— Start of Task material —

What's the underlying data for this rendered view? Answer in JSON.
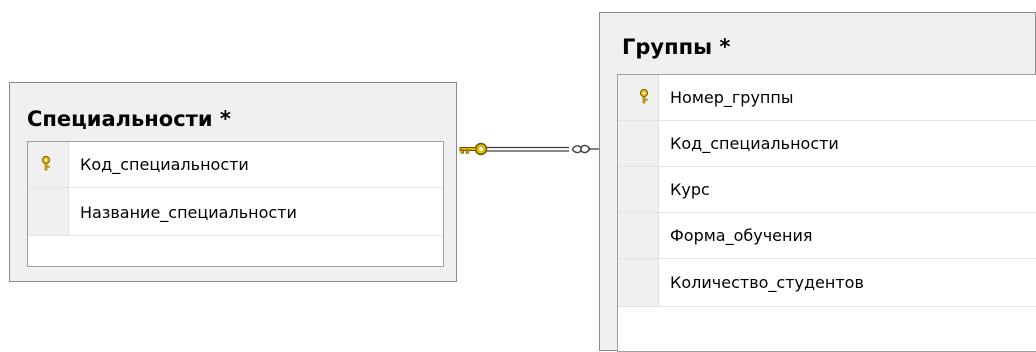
{
  "tables": [
    {
      "title": "Специальности *",
      "columns": [
        {
          "name": "Код_специальности",
          "primary_key": true,
          "icon": "key-icon"
        },
        {
          "name": "Название_специальности",
          "primary_key": false
        }
      ]
    },
    {
      "title": "Группы *",
      "columns": [
        {
          "name": "Номер_группы",
          "primary_key": true,
          "icon": "key-icon"
        },
        {
          "name": "Код_специальности",
          "primary_key": false
        },
        {
          "name": "Курс",
          "primary_key": false
        },
        {
          "name": "Форма_обучения",
          "primary_key": false
        },
        {
          "name": "Количество_студентов",
          "primary_key": false
        }
      ]
    }
  ],
  "relationship": {
    "one_end_icon": "key-icon",
    "many_end_icon": "infinity-icon"
  },
  "colors": {
    "key_gold": "#e8b800",
    "table_frame": "#8a8a8a",
    "table_background": "#f0f0f0"
  }
}
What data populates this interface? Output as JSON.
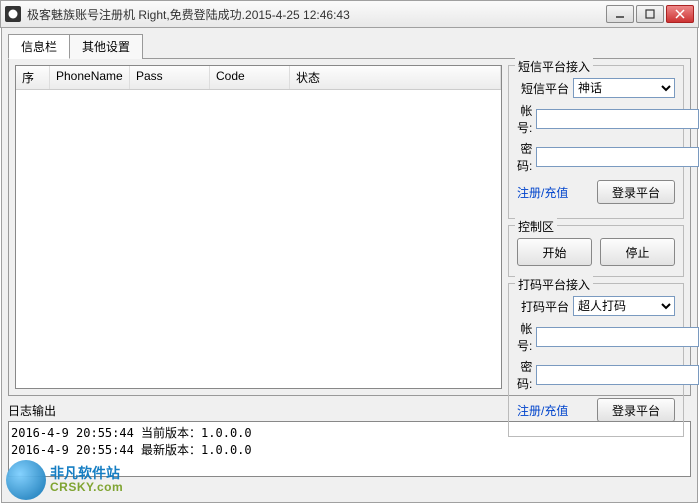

— End of Task material —

**Prompt:** Display every line of the listing that contains the string "this".

**Worked answer:**
What's the underlying data for this rendered view? Answer in JSON.
What data populates this interface? Output as JSON.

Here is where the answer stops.